WHAT IS NEEDED:
Will you quote only the lines starting at the one that contains "What text is on this page?" and ending with the last line of the listing below, inclusive?

EXTRACTED ENTRIES:
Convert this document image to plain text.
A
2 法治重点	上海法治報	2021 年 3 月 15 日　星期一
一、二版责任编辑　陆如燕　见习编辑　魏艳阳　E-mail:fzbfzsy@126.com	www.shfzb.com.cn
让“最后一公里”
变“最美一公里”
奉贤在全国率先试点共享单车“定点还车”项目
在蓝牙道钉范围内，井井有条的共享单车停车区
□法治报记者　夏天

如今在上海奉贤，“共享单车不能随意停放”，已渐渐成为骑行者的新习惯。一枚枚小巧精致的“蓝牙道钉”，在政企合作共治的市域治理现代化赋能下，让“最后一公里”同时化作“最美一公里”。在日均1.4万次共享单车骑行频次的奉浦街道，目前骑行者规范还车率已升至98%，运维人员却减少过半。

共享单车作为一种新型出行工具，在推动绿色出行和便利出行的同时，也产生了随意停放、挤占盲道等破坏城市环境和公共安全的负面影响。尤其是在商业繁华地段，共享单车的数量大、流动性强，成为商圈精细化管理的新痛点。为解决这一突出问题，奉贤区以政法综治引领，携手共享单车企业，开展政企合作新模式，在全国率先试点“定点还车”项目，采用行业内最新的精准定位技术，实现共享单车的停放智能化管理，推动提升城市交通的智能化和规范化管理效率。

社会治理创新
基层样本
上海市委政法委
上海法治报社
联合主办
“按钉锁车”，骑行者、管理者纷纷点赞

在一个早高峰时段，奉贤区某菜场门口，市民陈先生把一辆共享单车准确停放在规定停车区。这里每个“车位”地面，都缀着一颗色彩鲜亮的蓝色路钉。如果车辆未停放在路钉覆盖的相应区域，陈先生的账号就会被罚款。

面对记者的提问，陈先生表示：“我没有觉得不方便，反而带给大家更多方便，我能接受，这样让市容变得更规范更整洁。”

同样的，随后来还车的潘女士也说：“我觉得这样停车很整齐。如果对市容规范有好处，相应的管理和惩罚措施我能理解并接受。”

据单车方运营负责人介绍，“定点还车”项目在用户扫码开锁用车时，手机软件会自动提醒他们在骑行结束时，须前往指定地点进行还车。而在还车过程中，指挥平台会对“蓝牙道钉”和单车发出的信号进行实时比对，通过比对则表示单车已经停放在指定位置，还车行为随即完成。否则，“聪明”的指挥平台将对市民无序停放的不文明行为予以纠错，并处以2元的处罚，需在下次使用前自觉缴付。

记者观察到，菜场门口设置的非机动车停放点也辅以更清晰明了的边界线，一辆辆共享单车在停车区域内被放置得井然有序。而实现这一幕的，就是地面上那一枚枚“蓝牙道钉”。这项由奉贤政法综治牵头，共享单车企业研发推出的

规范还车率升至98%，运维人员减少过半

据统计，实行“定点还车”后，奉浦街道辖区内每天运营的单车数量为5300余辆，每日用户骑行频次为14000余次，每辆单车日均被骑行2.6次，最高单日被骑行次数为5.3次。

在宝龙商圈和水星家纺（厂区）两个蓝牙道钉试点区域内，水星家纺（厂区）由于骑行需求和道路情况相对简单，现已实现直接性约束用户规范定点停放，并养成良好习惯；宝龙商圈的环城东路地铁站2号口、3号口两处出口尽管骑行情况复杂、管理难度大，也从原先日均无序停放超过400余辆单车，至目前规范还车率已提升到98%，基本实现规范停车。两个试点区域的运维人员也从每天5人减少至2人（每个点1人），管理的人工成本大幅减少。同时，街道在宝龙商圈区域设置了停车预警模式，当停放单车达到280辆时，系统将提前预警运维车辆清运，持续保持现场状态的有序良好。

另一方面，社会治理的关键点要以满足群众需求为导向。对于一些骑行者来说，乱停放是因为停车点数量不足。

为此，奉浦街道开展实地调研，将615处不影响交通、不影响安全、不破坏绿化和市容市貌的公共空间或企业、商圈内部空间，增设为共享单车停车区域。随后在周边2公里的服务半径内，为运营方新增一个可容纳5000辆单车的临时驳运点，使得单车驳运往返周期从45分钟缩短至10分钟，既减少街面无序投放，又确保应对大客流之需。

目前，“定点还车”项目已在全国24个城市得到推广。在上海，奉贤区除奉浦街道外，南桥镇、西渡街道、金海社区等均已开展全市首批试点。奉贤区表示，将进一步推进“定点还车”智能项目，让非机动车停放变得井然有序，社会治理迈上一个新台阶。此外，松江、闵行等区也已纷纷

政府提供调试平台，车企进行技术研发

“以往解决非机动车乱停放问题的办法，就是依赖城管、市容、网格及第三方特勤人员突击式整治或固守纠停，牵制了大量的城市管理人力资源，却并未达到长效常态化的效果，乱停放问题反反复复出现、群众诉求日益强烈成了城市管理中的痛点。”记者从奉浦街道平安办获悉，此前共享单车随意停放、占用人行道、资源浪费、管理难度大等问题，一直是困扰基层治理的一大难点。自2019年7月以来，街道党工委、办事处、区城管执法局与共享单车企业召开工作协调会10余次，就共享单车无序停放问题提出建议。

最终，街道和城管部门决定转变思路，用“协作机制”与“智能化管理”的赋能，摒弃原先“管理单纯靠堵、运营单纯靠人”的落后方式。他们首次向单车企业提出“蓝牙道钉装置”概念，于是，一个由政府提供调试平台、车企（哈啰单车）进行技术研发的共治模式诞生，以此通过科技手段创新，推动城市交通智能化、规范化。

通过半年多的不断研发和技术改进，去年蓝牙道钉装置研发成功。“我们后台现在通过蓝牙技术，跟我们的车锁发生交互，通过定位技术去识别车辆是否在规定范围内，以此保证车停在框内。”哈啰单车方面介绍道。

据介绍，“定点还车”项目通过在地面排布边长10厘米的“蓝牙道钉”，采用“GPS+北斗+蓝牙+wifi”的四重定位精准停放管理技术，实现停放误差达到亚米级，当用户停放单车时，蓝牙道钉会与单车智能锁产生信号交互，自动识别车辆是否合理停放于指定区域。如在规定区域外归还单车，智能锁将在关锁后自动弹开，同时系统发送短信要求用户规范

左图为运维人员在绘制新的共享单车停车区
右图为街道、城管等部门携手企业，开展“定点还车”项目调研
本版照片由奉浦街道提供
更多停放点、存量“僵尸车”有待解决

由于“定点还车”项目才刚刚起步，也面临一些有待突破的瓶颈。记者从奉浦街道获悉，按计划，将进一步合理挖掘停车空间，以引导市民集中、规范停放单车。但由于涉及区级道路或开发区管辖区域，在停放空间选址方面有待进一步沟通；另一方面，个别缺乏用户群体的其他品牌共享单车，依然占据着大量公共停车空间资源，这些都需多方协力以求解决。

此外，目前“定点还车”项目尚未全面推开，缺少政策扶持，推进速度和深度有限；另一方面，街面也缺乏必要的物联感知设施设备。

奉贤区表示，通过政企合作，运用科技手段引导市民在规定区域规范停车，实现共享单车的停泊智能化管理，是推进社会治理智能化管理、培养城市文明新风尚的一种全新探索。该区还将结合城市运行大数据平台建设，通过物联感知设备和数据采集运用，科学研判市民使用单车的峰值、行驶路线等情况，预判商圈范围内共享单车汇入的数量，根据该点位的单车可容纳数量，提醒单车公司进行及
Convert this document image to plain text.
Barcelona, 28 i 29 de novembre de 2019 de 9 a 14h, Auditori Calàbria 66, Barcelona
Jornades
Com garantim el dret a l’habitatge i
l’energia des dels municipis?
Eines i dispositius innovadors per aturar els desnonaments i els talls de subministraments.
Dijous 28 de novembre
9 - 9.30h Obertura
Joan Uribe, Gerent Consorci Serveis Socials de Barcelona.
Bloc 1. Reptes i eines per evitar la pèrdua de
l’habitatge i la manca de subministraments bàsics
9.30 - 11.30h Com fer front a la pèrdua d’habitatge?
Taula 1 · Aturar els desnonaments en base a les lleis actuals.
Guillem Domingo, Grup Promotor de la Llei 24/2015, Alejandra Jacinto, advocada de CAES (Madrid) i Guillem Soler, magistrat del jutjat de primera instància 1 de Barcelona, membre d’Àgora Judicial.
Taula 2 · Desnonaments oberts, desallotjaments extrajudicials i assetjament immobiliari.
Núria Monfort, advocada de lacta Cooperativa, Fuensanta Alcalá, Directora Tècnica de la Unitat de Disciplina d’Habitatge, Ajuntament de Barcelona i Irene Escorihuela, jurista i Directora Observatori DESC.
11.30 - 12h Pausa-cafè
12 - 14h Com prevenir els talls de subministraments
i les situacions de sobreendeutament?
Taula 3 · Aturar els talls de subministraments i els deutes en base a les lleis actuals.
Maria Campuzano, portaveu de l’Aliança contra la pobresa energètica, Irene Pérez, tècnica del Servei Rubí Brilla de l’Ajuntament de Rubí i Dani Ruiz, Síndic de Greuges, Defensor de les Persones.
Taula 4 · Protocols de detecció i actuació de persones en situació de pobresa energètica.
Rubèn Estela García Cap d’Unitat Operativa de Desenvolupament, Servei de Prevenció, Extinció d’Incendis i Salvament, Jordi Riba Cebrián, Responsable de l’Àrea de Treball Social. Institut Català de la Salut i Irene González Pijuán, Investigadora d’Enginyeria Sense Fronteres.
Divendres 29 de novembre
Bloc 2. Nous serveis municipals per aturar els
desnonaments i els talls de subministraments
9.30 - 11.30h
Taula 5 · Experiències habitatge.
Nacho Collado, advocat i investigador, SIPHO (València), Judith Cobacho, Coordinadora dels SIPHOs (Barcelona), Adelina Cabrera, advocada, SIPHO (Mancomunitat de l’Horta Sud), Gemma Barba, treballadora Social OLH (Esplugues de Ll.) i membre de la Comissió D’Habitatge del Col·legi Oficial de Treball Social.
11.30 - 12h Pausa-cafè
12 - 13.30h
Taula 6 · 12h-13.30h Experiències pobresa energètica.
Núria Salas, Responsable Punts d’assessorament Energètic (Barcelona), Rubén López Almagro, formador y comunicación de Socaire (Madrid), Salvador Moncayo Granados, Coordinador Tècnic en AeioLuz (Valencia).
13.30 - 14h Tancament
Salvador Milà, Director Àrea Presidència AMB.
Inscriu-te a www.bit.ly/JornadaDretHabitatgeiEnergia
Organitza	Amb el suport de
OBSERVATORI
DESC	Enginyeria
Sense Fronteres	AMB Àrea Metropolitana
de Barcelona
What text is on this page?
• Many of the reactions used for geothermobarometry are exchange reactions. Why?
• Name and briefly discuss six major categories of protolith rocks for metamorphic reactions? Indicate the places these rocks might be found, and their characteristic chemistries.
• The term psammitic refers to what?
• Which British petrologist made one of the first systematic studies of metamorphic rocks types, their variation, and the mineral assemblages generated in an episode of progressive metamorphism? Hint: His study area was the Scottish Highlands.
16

THE OUTPUT:
What text is on this page?
• Many of the reactions used for geothermobarometry are exchange reactions. Why?
• Name and briefly discuss six major categories of protolith rocks for metamorphic reactions? Indicate the places these rocks might be found, and their characteristic chemistries.
• The term psammitic refers to what?
• Which British petrologist made one of the first systematic studies of metamorphic rocks types, their variation, and the mineral assemblages generated in an episode of progressive metamorphism? Hint: His study area was the Scottish Highlands.
16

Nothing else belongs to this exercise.